TASK
Go through the records and give each one again exactly.
-- -- --
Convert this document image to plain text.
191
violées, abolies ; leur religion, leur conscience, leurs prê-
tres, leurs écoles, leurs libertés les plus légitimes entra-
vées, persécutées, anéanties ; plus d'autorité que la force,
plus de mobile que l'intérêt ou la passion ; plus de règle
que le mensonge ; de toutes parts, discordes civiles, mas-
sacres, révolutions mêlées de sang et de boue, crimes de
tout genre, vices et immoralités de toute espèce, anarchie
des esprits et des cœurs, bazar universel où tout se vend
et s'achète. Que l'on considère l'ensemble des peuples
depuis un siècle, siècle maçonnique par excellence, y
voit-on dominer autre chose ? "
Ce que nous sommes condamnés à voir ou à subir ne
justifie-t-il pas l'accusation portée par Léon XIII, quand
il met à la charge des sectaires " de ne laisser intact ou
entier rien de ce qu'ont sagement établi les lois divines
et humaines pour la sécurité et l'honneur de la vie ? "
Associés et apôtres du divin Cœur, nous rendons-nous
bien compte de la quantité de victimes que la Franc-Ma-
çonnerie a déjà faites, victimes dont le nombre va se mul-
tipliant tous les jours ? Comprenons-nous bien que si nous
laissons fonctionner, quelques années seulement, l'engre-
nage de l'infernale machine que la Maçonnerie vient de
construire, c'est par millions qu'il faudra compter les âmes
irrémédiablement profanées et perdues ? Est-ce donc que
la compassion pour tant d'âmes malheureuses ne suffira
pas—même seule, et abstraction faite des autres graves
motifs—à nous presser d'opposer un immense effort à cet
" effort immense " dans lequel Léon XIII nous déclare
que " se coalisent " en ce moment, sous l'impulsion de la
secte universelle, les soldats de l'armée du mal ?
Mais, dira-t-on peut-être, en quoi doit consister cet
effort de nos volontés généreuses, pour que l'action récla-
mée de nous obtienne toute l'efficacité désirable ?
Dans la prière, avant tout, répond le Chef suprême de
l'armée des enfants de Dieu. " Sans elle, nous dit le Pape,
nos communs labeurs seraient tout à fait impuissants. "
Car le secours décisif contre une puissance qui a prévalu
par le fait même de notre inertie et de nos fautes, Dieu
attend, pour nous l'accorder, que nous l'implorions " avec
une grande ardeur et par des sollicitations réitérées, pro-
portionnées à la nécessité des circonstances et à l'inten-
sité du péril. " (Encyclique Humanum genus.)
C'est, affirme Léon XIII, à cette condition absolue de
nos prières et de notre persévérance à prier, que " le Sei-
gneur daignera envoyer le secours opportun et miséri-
-- -- --
REPLY TO THE TASK
Convert this document image to plain text.
191
violées, abolies ; leur religion, leur conscience, leurs prê-
tres, leurs écoles, leurs libertés les plus légitimes entra-
vées, persécutées, anéanties ; plus d'autorité que la force,
plus de mobile que l'intérêt ou la passion ; plus de règle
que le mensonge ; de toutes parts, discordes civiles, mas-
sacres, révolutions mêlées de sang et de boue, crimes de
tout genre, vices et immoralités de toute espèce, anarchie
des esprits et des cœurs, bazar universel où tout se vend
et s'achète. Que l'on considère l'ensemble des peuples
depuis un siècle, siècle maçonnique par excellence, y
voit-on dominer autre chose ? "
Ce que nous sommes condamnés à voir ou à subir ne
justifie-t-il pas l'accusation portée par Léon XIII, quand
il met à la charge des sectaires " de ne laisser intact ou
entier rien de ce qu'ont sagement établi les lois divines
et humaines pour la sécurité et l'honneur de la vie ? "
Associés et apôtres du divin Cœur, nous rendons-nous
bien compte de la quantité de victimes que la Franc-Ma-
çonnerie a déjà faites, victimes dont le nombre va se mul-
tipliant tous les jours ? Comprenons-nous bien que si nous
laissons fonctionner, quelques années seulement, l'engre-
nage de l'infernale machine que la Maçonnerie vient de
construire, c'est par millions qu'il faudra compter les âmes
irrémédiablement profanées et perdues ? Est-ce donc que
la compassion pour tant d'âmes malheureuses ne suffira
pas—même seule, et abstraction faite des autres graves
motifs—à nous presser d'opposer un immense effort à cet
" effort immense " dans lequel Léon XIII nous déclare
que " se coalisent " en ce moment, sous l'impulsion de la
secte universelle, les soldats de l'armée du mal ?
Mais, dira-t-on peut-être, en quoi doit consister cet
effort de nos volontés généreuses, pour que l'action récla-
mée de nous obtienne toute l'efficacité désirable ?
Dans la prière, avant tout, répond le Chef suprême de
l'armée des enfants de Dieu. " Sans elle, nous dit le Pape,
nos communs labeurs seraient tout à fait impuissants. "
Car le secours décisif contre une puissance qui a prévalu
par le fait même de notre inertie et de nos fautes, Dieu
attend, pour nous l'accorder, que nous l'implorions " avec
une grande ardeur et par des sollicitations réitérées, pro-
portionnées à la nécessité des circonstances et à l'inten-
sité du péril. " (Encyclique Humanum genus.)
C'est, affirme Léon XIII, à cette condition absolue de
nos prières et de notre persévérance à prier, que " le Sei-
gneur daignera envoyer le secours opportun et miséri-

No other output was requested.